'''

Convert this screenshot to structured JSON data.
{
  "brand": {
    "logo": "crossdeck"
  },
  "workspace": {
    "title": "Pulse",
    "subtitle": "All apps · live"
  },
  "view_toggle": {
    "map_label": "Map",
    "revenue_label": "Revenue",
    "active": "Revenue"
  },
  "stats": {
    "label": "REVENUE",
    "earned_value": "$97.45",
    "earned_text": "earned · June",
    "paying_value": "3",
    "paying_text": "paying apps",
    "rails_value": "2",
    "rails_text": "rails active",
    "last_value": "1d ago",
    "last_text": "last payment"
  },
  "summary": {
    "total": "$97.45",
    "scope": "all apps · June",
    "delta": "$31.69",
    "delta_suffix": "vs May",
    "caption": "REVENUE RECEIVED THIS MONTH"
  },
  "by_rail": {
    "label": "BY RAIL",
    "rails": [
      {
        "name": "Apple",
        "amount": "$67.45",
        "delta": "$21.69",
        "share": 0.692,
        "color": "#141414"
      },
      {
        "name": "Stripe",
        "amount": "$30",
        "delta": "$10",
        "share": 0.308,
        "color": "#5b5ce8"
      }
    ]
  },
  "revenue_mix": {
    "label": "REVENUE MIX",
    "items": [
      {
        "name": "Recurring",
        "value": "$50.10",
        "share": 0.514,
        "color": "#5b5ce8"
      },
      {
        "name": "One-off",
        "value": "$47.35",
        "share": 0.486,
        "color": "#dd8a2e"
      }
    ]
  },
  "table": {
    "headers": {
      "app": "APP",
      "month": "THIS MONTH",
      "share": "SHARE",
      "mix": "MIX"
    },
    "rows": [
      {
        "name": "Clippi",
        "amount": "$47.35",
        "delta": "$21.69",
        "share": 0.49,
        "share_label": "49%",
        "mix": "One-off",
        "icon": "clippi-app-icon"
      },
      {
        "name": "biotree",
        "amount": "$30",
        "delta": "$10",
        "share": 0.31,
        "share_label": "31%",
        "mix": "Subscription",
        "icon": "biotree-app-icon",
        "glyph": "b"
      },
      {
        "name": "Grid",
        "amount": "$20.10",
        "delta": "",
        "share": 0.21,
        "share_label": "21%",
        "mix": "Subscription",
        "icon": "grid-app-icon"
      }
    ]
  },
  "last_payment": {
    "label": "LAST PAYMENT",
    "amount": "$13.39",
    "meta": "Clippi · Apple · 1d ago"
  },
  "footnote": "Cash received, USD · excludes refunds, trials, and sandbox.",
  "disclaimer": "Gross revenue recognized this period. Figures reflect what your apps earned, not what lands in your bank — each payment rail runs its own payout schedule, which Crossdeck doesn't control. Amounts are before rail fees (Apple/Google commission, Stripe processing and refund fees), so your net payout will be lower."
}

'''

**WHAT YOU NEED TO DO:** Give the listing again, word for word.

**RESPONSE TO THIS TASK:**
Convert this screenshot to structured JSON data.
{
  "brand": {
    "logo": "crossdeck"
  },
  "workspace": {
    "title": "Pulse",
    "subtitle": "All apps · live"
  },
  "view_toggle": {
    "map_label": "Map",
    "revenue_label": "Revenue",
    "active": "Revenue"
  },
  "stats": {
    "label": "REVENUE",
    "earned_value": "$97.45",
    "earned_text": "earned · June",
    "paying_value": "3",
    "paying_text": "paying apps",
    "rails_value": "2",
    "rails_text": "rails active",
    "last_value": "1d ago",
    "last_text": "last payment"
  },
  "summary": {
    "total": "$97.45",
    "scope": "all apps · June",
    "delta": "$31.69",
    "delta_suffix": "vs May",
    "caption": "REVENUE RECEIVED THIS MONTH"
  },
  "by_rail": {
    "label": "BY RAIL",
    "rails": [
      {
        "name": "Apple",
        "amount": "$67.45",
        "delta": "$21.69",
        "share": 0.692,
        "color": "#141414"
      },
      {
        "name": "Stripe",
        "amount": "$30",
        "delta": "$10",
        "share": 0.308,
        "color": "#5b5ce8"
      }
    ]
  },
  "revenue_mix": {
    "label": "REVENUE MIX",
    "items": [
      {
        "name": "Recurring",
        "value": "$50.10",
        "share": 0.514,
        "color": "#5b5ce8"
      },
      {
        "name": "One-off",
        "value": "$47.35",
        "share": 0.486,
        "color": "#dd8a2e"
      }
    ]
  },
  "table": {
    "headers": {
      "app": "APP",
      "month": "THIS MONTH",
      "share": "SHARE",
      "mix": "MIX"
    },
    "rows": [
      {
        "name": "Clippi",
        "amount": "$47.35",
        "delta": "$21.69",
        "share": 0.49,
        "share_label": "49%",
        "mix": "One-off",
        "icon": "clippi-app-icon"
      },
      {
        "name": "biotree",
        "amount": "$30",
        "delta": "$10",
        "share": 0.31,
        "share_label": "31%",
        "mix": "Subscription",
        "icon": "biotree-app-icon",
        "glyph": "b"
      },
      {
        "name": "Grid",
        "amount": "$20.10",
        "delta": "",
        "share": 0.21,
        "share_label": "21%",
        "mix": "Subscription",
        "icon": "grid-app-icon"
      }
    ]
  },
  "last_payment": {
    "label": "LAST PAYMENT",
    "amount": "$13.39",
    "meta": "Clippi · Apple · 1d ago"
  },
  "footnote": "Cash received, USD · excludes refunds, trials, and sandbox.",
  "disclaimer": "Gross revenue recognized this period. Figures reflect what your apps earned, not what lands in your bank — each payment rail runs its own payout schedule, which Crossdeck doesn't control. Amounts are before rail fees (Apple/Google commission, Stripe processing and refund fees), so your net payout will be lower."
}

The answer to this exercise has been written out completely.